## Start

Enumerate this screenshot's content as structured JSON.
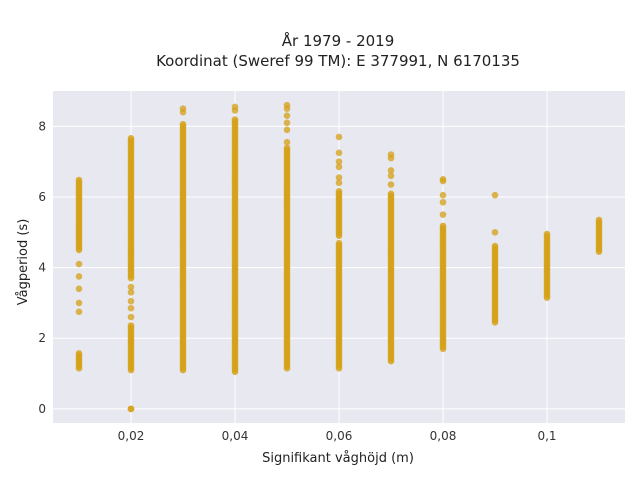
{
  "chart_data": {
    "type": "scatter",
    "title_line1": "År 1979 - 2019",
    "title_line2": "Koordinat (Sweref 99 TM): E 377991, N 6170135",
    "xlabel": "Signifikant våghöjd (m)",
    "ylabel": "Vågperiod (s)",
    "xlim": [
      0.005,
      0.115
    ],
    "ylim": [
      -0.4,
      9.0
    ],
    "x_ticks": [
      0.02,
      0.04,
      0.06,
      0.08,
      0.1
    ],
    "x_tick_labels": [
      "0,02",
      "0,04",
      "0,06",
      "0,08",
      "0,1"
    ],
    "y_ticks": [
      0,
      2,
      4,
      6,
      8
    ],
    "y_tick_labels": [
      "0",
      "2",
      "4",
      "6",
      "8"
    ],
    "grid": true,
    "marker_color": "#D4A017",
    "plot_background": "#E8E8F0",
    "columns": [
      {
        "x": 0.01,
        "ranges": [
          [
            1.15,
            1.6
          ],
          [
            4.5,
            6.5
          ]
        ],
        "points": [
          2.75,
          3.0,
          3.4,
          3.75,
          4.1
        ]
      },
      {
        "x": 0.02,
        "ranges": [
          [
            1.1,
            2.4
          ],
          [
            3.7,
            7.7
          ]
        ],
        "points": [
          0.0,
          0.0,
          2.6,
          2.85,
          3.05,
          3.3,
          3.45
        ]
      },
      {
        "x": 0.03,
        "ranges": [
          [
            1.1,
            8.1
          ]
        ],
        "points": [
          8.4,
          8.5
        ]
      },
      {
        "x": 0.04,
        "ranges": [
          [
            1.05,
            8.2
          ]
        ],
        "points": [
          8.45,
          8.55
        ]
      },
      {
        "x": 0.05,
        "ranges": [
          [
            1.15,
            7.4
          ]
        ],
        "points": [
          7.55,
          7.9,
          8.1,
          8.3,
          8.5,
          8.6
        ]
      },
      {
        "x": 0.06,
        "ranges": [
          [
            1.15,
            4.7
          ],
          [
            4.9,
            6.2
          ]
        ],
        "points": [
          6.4,
          6.55,
          6.85,
          7.0,
          7.25,
          7.7
        ]
      },
      {
        "x": 0.07,
        "ranges": [
          [
            1.35,
            6.1
          ]
        ],
        "points": [
          6.35,
          6.6,
          6.75,
          7.1,
          7.2
        ]
      },
      {
        "x": 0.08,
        "ranges": [
          [
            1.7,
            5.2
          ]
        ],
        "points": [
          5.5,
          5.85,
          6.05,
          6.45,
          6.5
        ]
      },
      {
        "x": 0.09,
        "ranges": [
          [
            2.45,
            4.65
          ]
        ],
        "points": [
          5.0,
          6.05
        ]
      },
      {
        "x": 0.1,
        "ranges": [
          [
            3.15,
            5.0
          ]
        ],
        "points": []
      },
      {
        "x": 0.11,
        "ranges": [
          [
            4.45,
            5.4
          ]
        ],
        "points": []
      }
    ]
  }
}
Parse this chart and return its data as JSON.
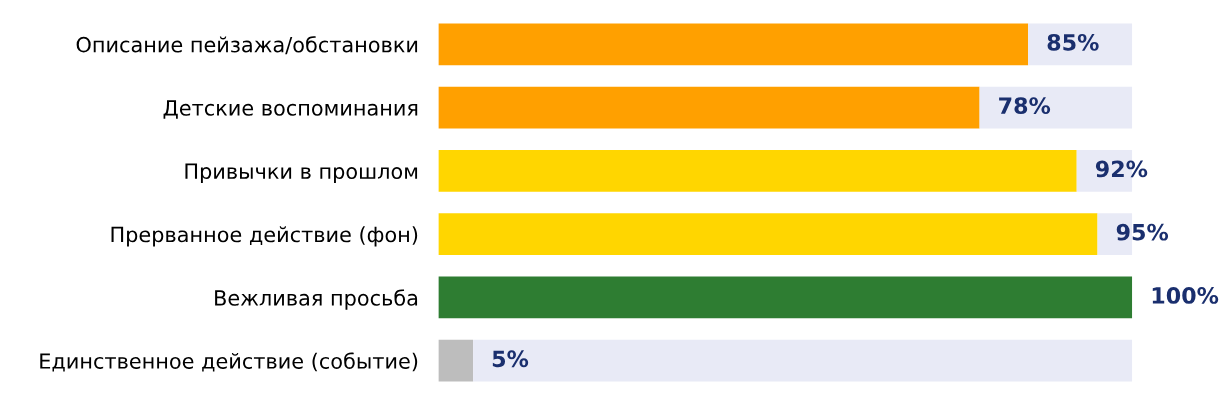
{
  "chart_data": {
    "type": "bar",
    "stacked": true,
    "orientation": "horizontal",
    "tick_labels": "y",
    "xlim": [
      0,
      100
    ],
    "grid": false,
    "legend": false,
    "categories": [
      "Описание пейзажа/обстановки",
      "Детские воспоминания",
      "Привычки в прошлом",
      "Прерванное действие (фон)",
      "Вежливая просьба",
      "Единственное действие (событие)"
    ],
    "series": [
      {
        "colors": [
          "#ffa000",
          "#ffa000",
          "#ffd600",
          "#ffd600",
          "#2e7d32",
          "#bdbdbd"
        ],
        "values": [
          85,
          78,
          92,
          95,
          100,
          5
        ],
        "value_labels": [
          "85%",
          "78%",
          "92%",
          "95%",
          "100%",
          "5%"
        ]
      },
      {
        "color": "#e8eaf6",
        "values": [
          15,
          22,
          8,
          5,
          0,
          95
        ]
      }
    ]
  }
}
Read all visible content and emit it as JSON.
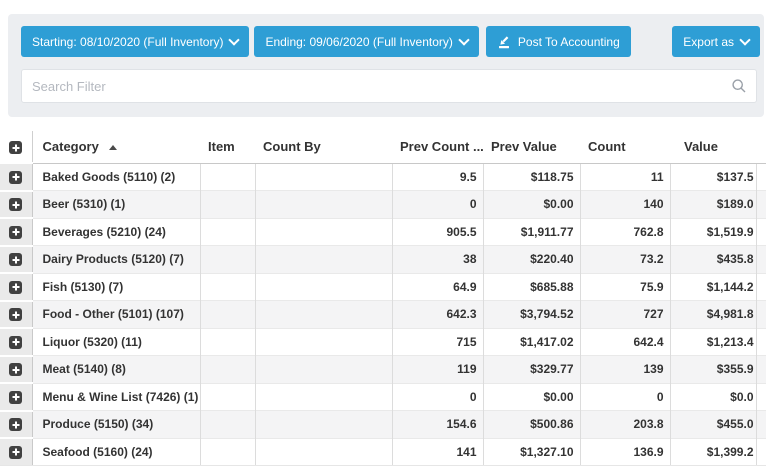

## End

**Short task:** Locate the string "content" in the listing above and copy every line where it occurs.

**Correct answer:**
Enumerate this screenshot's content as structured JSON.
Read all visible content and emit it as JSON.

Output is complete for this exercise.